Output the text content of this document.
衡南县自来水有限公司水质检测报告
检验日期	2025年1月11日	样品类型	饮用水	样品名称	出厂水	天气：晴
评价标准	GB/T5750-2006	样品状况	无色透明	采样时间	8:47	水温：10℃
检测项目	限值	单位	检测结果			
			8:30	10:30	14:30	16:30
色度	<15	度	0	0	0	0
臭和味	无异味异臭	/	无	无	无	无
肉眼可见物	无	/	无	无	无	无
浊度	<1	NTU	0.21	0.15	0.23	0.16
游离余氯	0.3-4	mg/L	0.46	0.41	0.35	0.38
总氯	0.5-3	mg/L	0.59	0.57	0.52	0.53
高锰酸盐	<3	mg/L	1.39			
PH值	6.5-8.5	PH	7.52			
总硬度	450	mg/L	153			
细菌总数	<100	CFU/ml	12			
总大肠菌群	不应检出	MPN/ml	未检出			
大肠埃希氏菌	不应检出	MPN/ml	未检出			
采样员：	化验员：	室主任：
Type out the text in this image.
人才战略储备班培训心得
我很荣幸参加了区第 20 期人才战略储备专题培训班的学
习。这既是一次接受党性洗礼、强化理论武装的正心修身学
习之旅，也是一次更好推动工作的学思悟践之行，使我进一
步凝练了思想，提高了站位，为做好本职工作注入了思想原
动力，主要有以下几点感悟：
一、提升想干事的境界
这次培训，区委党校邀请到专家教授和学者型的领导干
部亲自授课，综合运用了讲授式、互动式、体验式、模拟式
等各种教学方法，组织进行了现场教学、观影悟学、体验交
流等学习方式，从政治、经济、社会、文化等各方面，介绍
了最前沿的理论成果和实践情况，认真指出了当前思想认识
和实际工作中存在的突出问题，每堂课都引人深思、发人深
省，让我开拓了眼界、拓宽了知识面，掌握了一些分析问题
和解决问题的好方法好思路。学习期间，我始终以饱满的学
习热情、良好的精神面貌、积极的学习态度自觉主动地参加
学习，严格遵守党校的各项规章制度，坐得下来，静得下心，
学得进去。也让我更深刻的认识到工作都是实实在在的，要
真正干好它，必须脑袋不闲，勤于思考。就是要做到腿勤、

□ □ □ □

GIVEN TASK | Look through the entries and work out how many lines have the word "text" in them; reply with that number only.

OUTPUT FOR THIS TASK | 2